What the exercise asks
Copy out each line of the material below with no changes.

(Entries with figure data)
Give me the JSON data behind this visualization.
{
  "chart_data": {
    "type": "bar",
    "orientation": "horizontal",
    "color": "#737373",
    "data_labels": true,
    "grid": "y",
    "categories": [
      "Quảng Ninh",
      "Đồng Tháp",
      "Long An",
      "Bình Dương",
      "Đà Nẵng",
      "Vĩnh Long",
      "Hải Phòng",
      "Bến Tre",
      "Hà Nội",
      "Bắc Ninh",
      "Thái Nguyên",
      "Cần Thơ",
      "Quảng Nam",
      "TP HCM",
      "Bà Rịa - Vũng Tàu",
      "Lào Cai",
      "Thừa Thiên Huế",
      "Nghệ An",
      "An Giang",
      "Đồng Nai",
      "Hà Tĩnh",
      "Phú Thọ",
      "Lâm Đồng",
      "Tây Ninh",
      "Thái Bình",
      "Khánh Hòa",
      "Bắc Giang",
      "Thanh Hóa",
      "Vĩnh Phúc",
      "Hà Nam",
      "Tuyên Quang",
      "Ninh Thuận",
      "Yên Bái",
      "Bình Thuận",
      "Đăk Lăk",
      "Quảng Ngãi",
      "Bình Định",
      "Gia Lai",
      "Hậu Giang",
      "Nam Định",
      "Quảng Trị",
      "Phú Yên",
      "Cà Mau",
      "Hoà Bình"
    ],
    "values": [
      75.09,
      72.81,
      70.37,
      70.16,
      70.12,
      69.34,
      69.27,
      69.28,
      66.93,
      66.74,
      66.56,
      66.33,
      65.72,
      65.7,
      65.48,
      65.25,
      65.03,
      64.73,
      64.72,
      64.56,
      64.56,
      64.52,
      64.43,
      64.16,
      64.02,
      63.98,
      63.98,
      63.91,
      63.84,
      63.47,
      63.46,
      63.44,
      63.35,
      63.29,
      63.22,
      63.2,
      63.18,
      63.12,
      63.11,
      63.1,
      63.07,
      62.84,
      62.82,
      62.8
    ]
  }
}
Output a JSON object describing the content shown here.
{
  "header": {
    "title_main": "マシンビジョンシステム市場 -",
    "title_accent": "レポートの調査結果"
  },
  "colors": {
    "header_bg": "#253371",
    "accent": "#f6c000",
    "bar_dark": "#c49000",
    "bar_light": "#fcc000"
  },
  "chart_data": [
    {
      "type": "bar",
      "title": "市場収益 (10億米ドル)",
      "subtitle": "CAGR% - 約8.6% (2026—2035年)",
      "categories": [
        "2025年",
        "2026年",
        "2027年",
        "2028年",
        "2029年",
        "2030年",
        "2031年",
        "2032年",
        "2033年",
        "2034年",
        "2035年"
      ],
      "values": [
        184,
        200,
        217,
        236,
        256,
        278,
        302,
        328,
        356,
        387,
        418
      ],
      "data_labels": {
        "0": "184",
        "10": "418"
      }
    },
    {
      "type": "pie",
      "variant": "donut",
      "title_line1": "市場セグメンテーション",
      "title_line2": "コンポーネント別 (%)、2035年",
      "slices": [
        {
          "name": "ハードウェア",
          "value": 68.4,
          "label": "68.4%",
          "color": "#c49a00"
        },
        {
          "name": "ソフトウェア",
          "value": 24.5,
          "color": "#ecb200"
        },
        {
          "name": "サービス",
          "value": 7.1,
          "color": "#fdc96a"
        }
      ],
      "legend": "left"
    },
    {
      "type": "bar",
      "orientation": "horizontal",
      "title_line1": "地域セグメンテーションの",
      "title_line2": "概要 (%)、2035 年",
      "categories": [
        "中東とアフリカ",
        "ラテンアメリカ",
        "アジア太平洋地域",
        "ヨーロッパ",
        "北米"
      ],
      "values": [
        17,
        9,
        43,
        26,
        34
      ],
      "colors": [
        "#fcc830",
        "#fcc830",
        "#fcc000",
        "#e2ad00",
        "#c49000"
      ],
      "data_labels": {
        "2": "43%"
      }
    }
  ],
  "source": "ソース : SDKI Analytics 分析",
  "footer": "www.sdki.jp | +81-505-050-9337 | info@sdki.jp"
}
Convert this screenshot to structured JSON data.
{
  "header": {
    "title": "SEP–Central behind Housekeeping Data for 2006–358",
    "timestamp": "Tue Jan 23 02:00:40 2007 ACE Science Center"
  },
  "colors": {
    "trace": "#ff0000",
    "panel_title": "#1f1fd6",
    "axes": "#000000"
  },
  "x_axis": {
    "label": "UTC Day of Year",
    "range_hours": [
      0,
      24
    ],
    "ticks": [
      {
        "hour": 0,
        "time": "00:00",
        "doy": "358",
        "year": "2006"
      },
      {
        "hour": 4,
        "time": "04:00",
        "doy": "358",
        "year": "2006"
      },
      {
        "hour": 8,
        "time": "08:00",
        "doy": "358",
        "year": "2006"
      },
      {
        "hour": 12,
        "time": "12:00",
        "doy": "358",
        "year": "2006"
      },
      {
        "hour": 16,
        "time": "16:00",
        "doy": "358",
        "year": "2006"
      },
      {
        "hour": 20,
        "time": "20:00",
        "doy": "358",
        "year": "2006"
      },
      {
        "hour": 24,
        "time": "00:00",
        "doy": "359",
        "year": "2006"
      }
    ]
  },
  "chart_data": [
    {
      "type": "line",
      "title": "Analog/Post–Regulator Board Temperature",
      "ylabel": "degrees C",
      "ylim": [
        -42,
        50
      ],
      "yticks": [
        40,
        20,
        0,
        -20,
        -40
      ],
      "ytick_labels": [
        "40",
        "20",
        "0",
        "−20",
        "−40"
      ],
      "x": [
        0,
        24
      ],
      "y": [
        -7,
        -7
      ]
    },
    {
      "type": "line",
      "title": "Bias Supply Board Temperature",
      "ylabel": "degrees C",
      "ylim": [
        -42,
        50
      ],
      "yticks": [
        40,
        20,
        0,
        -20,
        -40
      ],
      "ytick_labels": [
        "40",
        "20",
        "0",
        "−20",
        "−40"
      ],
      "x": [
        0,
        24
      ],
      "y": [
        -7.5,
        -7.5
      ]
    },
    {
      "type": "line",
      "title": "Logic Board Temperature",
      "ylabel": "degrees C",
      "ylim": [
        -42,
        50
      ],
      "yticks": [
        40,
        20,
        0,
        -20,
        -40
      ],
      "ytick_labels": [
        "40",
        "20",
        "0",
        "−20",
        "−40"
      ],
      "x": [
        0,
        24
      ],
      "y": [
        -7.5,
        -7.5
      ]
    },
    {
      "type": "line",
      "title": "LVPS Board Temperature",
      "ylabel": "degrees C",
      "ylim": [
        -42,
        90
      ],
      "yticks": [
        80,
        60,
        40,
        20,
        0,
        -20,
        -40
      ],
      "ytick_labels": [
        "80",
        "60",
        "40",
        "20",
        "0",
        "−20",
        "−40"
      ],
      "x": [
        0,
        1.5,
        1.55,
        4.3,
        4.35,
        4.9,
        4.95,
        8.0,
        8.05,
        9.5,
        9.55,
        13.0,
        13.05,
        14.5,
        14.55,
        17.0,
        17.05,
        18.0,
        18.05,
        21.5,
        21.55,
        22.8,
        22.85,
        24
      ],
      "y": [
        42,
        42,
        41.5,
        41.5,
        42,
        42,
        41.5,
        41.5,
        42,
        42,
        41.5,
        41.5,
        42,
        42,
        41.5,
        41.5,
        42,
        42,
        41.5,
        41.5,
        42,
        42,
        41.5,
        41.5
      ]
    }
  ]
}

Written answer
Give me the JSON data behind this visualization.
{
  "chart_data": {
    "type": "bar",
    "orientation": "horizontal",
    "color": "#737373",
    "data_labels": true,
    "grid": "y",
    "categories": [
      "Quảng Ninh",
      "Đồng Tháp",
      "Long An",
      "Bình Dương",
      "Đà Nẵng",
      "Vĩnh Long",
      "Hải Phòng",
      "Bến Tre",
      "Hà Nội",
      "Bắc Ninh",
      "Thái Nguyên",
      "Cần Thơ",
      "Quảng Nam",
      "TP HCM",
      "Bà Rịa - Vũng Tàu",
      "Lào Cai",
      "Thừa Thiên Huế",
      "Nghệ An",
      "An Giang",
      "Đồng Nai",
      "Hà Tĩnh",
      "Phú Thọ",
      "Lâm Đồng",
      "Tây Ninh",
      "Thái Bình",
      "Khánh Hòa",
      "Bắc Giang",
      "Thanh Hóa",
      "Vĩnh Phúc",
      "Hà Nam",
      "Tuyên Quang",
      "Ninh Thuận",
      "Yên Bái",
      "Bình Thuận",
      "Đăk Lăk",
      "Quảng Ngãi",
      "Bình Định",
      "Gia Lai",
      "Hậu Giang",
      "Nam Định",
      "Quảng Trị",
      "Phú Yên",
      "Cà Mau",
      "Hoà Bình"
    ],
    "values": [
      75.09,
      72.81,
      70.37,
      70.16,
      70.12,
      69.34,
      69.27,
      69.28,
      66.93,
      66.74,
      66.56,
      66.33,
      65.72,
      65.7,
      65.48,
      65.25,
      65.03,
      64.73,
      64.72,
      64.56,
      64.56,
      64.52,
      64.43,
      64.16,
      64.02,
      63.98,
      63.98,
      63.91,
      63.84,
      63.47,
      63.46,
      63.44,
      63.35,
      63.29,
      63.22,
      63.2,
      63.18,
      63.12,
      63.11,
      63.1,
      63.07,
      62.84,
      62.82,
      62.8
    ]
  }
}
Output a JSON object describing the content shown here.
{
  "header": {
    "title_main": "マシンビジョンシステム市場 -",
    "title_accent": "レポートの調査結果"
  },
  "colors": {
    "header_bg": "#253371",
    "accent": "#f6c000",
    "bar_dark": "#c49000",
    "bar_light": "#fcc000"
  },
  "chart_data": [
    {
      "type": "bar",
      "title": "市場収益 (10億米ドル)",
      "subtitle": "CAGR% - 約8.6% (2026—2035年)",
      "categories": [
        "2025年",
        "2026年",
        "2027年",
        "2028年",
        "2029年",
        "2030年",
        "2031年",
        "2032年",
        "2033年",
        "2034年",
        "2035年"
      ],
      "values": [
        184,
        200,
        217,
        236,
        256,
        278,
        302,
        328,
        356,
        387,
        418
      ],
      "data_labels": {
        "0": "184",
        "10": "418"
      }
    },
    {
      "type": "pie",
      "variant": "donut",
      "title_line1": "市場セグメンテーション",
      "title_line2": "コンポーネント別 (%)、2035年",
      "slices": [
        {
          "name": "ハードウェア",
          "value": 68.4,
          "label": "68.4%",
          "color": "#c49a00"
        },
        {
          "name": "ソフトウェア",
          "value": 24.5,
          "color": "#ecb200"
        },
        {
          "name": "サービス",
          "value": 7.1,
          "color": "#fdc96a"
        }
      ],
      "legend": "left"
    },
    {
      "type": "bar",
      "orientation": "horizontal",
      "title_line1": "地域セグメンテーションの",
      "title_line2": "概要 (%)、2035 年",
      "categories": [
        "中東とアフリカ",
        "ラテンアメリカ",
        "アジア太平洋地域",
        "ヨーロッパ",
        "北米"
      ],
      "values": [
        17,
        9,
        43,
        26,
        34
      ],
      "colors": [
        "#fcc830",
        "#fcc830",
        "#fcc000",
        "#e2ad00",
        "#c49000"
      ],
      "data_labels": {
        "2": "43%"
      }
    }
  ],
  "source": "ソース : SDKI Analytics 分析",
  "footer": "www.sdki.jp | +81-505-050-9337 | info@sdki.jp"
}
Convert this screenshot to structured JSON data.
{
  "header": {
    "title": "SEP–Central behind Housekeeping Data for 2006–358",
    "timestamp": "Tue Jan 23 02:00:40 2007 ACE Science Center"
  },
  "colors": {
    "trace": "#ff0000",
    "panel_title": "#1f1fd6",
    "axes": "#000000"
  },
  "x_axis": {
    "label": "UTC Day of Year",
    "range_hours": [
      0,
      24
    ],
    "ticks": [
      {
        "hour": 0,
        "time": "00:00",
        "doy": "358",
        "year": "2006"
      },
      {
        "hour": 4,
        "time": "04:00",
        "doy": "358",
        "year": "2006"
      },
      {
        "hour": 8,
        "time": "08:00",
        "doy": "358",
        "year": "2006"
      },
      {
        "hour": 12,
        "time": "12:00",
        "doy": "358",
        "year": "2006"
      },
      {
        "hour": 16,
        "time": "16:00",
        "doy": "358",
        "year": "2006"
      },
      {
        "hour": 20,
        "time": "20:00",
        "doy": "358",
        "year": "2006"
      },
      {
        "hour": 24,
        "time": "00:00",
        "doy": "359",
        "year": "2006"
      }
    ]
  },
  "chart_data": [
    {
      "type": "line",
      "title": "Analog/Post–Regulator Board Temperature",
      "ylabel": "degrees C",
      "ylim": [
        -42,
        50
      ],
      "yticks": [
        40,
        20,
        0,
        -20,
        -40
      ],
      "ytick_labels": [
        "40",
        "20",
        "0",
        "−20",
        "−40"
      ],
      "x": [
        0,
        24
      ],
      "y": [
        -7,
        -7
      ]
    },
    {
      "type": "line",
      "title": "Bias Supply Board Temperature",
      "ylabel": "degrees C",
      "ylim": [
        -42,
        50
      ],
      "yticks": [
        40,
        20,
        0,
        -20,
        -40
      ],
      "ytick_labels": [
        "40",
        "20",
        "0",
        "−20",
        "−40"
      ],
      "x": [
        0,
        24
      ],
      "y": [
        -7.5,
        -7.5
      ]
    },
    {
      "type": "line",
      "title": "Logic Board Temperature",
      "ylabel": "degrees C",
      "ylim": [
        -42,
        50
      ],
      "yticks": [
        40,
        20,
        0,
        -20,
        -40
      ],
      "ytick_labels": [
        "40",
        "20",
        "0",
        "−20",
        "−40"
      ],
      "x": [
        0,
        24
      ],
      "y": [
        -7.5,
        -7.5
      ]
    },
    {
      "type": "line",
      "title": "LVPS Board Temperature",
      "ylabel": "degrees C",
      "ylim": [
        -42,
        90
      ],
      "yticks": [
        80,
        60,
        40,
        20,
        0,
        -20,
        -40
      ],
      "ytick_labels": [
        "80",
        "60",
        "40",
        "20",
        "0",
        "−20",
        "−40"
      ],
      "x": [
        0,
        1.5,
        1.55,
        4.3,
        4.35,
        4.9,
        4.95,
        8.0,
        8.05,
        9.5,
        9.55,
        13.0,
        13.05,
        14.5,
        14.55,
        17.0,
        17.05,
        18.0,
        18.05,
        21.5,
        21.55,
        22.8,
        22.85,
        24
      ],
      "y": [
        42,
        42,
        41.5,
        41.5,
        42,
        42,
        41.5,
        41.5,
        42,
        42,
        41.5,
        41.5,
        42,
        42,
        41.5,
        41.5,
        42,
        42,
        41.5,
        41.5,
        42,
        42,
        41.5,
        41.5
      ]
    }
  ]
}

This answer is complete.